Exercise directions.
Reproduce every row below without changing a character, keeping each on its own line and in its original order.
[Start Working data]
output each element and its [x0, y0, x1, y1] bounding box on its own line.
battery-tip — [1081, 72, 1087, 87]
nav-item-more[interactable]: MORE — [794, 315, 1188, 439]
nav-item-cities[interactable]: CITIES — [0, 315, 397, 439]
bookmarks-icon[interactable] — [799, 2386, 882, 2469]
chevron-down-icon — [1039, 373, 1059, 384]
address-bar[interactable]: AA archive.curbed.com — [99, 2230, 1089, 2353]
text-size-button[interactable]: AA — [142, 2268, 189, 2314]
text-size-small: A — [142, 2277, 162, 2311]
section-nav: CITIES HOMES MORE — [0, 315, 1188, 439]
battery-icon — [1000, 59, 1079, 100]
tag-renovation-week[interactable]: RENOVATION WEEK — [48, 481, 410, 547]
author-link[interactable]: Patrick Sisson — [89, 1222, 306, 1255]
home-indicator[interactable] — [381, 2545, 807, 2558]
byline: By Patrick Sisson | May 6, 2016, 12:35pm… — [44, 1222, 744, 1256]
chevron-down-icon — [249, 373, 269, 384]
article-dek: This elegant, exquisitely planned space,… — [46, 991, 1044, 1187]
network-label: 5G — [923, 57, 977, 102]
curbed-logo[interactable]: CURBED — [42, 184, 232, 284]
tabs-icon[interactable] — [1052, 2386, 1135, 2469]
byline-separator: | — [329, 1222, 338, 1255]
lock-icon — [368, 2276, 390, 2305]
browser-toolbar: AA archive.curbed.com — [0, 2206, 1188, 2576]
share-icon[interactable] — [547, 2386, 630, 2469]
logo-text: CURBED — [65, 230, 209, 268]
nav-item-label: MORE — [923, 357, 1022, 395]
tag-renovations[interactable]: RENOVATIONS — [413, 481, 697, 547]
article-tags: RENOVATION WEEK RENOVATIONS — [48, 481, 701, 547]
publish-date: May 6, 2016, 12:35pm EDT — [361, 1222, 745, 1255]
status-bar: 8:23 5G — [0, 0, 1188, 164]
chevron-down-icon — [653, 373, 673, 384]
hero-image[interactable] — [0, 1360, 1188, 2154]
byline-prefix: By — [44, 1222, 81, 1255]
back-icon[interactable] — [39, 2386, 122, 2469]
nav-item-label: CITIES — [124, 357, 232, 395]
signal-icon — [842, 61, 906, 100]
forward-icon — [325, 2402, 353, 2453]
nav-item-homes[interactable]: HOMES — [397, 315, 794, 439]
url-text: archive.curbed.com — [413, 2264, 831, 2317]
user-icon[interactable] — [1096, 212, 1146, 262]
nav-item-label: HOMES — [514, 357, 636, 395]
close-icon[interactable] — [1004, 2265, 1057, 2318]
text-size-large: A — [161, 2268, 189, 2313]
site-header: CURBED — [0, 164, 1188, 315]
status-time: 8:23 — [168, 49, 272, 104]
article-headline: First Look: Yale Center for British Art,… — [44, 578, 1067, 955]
[End Working data]
Answer for the task.
output each element and its [x0, y0, x1, y1] bounding box on its own line.
battery-tip — [1081, 72, 1087, 87]
nav-item-more[interactable]: MORE — [794, 315, 1188, 439]
nav-item-cities[interactable]: CITIES — [0, 315, 397, 439]
bookmarks-icon[interactable] — [799, 2386, 882, 2469]
chevron-down-icon — [1039, 373, 1059, 384]
address-bar[interactable]: AA archive.curbed.com — [99, 2230, 1089, 2353]
text-size-button[interactable]: AA — [142, 2268, 189, 2314]
text-size-small: A — [142, 2277, 162, 2311]
section-nav: CITIES HOMES MORE — [0, 315, 1188, 439]
battery-icon — [1000, 59, 1079, 100]
tag-renovation-week[interactable]: RENOVATION WEEK — [48, 481, 410, 547]
author-link[interactable]: Patrick Sisson — [89, 1222, 306, 1255]
home-indicator[interactable] — [381, 2545, 807, 2558]
byline: By Patrick Sisson | May 6, 2016, 12:35pm… — [44, 1222, 744, 1256]
chevron-down-icon — [249, 373, 269, 384]
article-dek: This elegant, exquisitely planned space,… — [46, 991, 1044, 1187]
network-label: 5G — [923, 57, 977, 102]
curbed-logo[interactable]: CURBED — [42, 184, 232, 284]
tabs-icon[interactable] — [1052, 2386, 1135, 2469]
byline-separator: | — [329, 1222, 338, 1255]
lock-icon — [368, 2276, 390, 2305]
browser-toolbar: AA archive.curbed.com — [0, 2206, 1188, 2576]
share-icon[interactable] — [547, 2386, 630, 2469]
logo-text: CURBED — [65, 230, 209, 268]
nav-item-label: MORE — [923, 357, 1022, 395]
tag-renovations[interactable]: RENOVATIONS — [413, 481, 697, 547]
article-tags: RENOVATION WEEK RENOVATIONS — [48, 481, 701, 547]
publish-date: May 6, 2016, 12:35pm EDT — [361, 1222, 745, 1255]
status-bar: 8:23 5G — [0, 0, 1188, 164]
chevron-down-icon — [653, 373, 673, 384]
hero-image[interactable] — [0, 1360, 1188, 2154]
byline-prefix: By — [44, 1222, 81, 1255]
back-icon[interactable] — [39, 2386, 122, 2469]
nav-item-label: CITIES — [124, 357, 232, 395]
signal-icon — [842, 61, 906, 100]
forward-icon — [325, 2402, 353, 2453]
nav-item-homes[interactable]: HOMES — [397, 315, 794, 439]
url-text: archive.curbed.com — [413, 2264, 831, 2317]
user-icon[interactable] — [1096, 212, 1146, 262]
nav-item-label: HOMES — [514, 357, 636, 395]
close-icon[interactable] — [1004, 2265, 1057, 2318]
text-size-large: A — [161, 2268, 189, 2313]
site-header: CURBED — [0, 164, 1188, 315]
status-time: 8:23 — [168, 49, 272, 104]
article-headline: First Look: Yale Center for British Art,… — [44, 578, 1067, 955]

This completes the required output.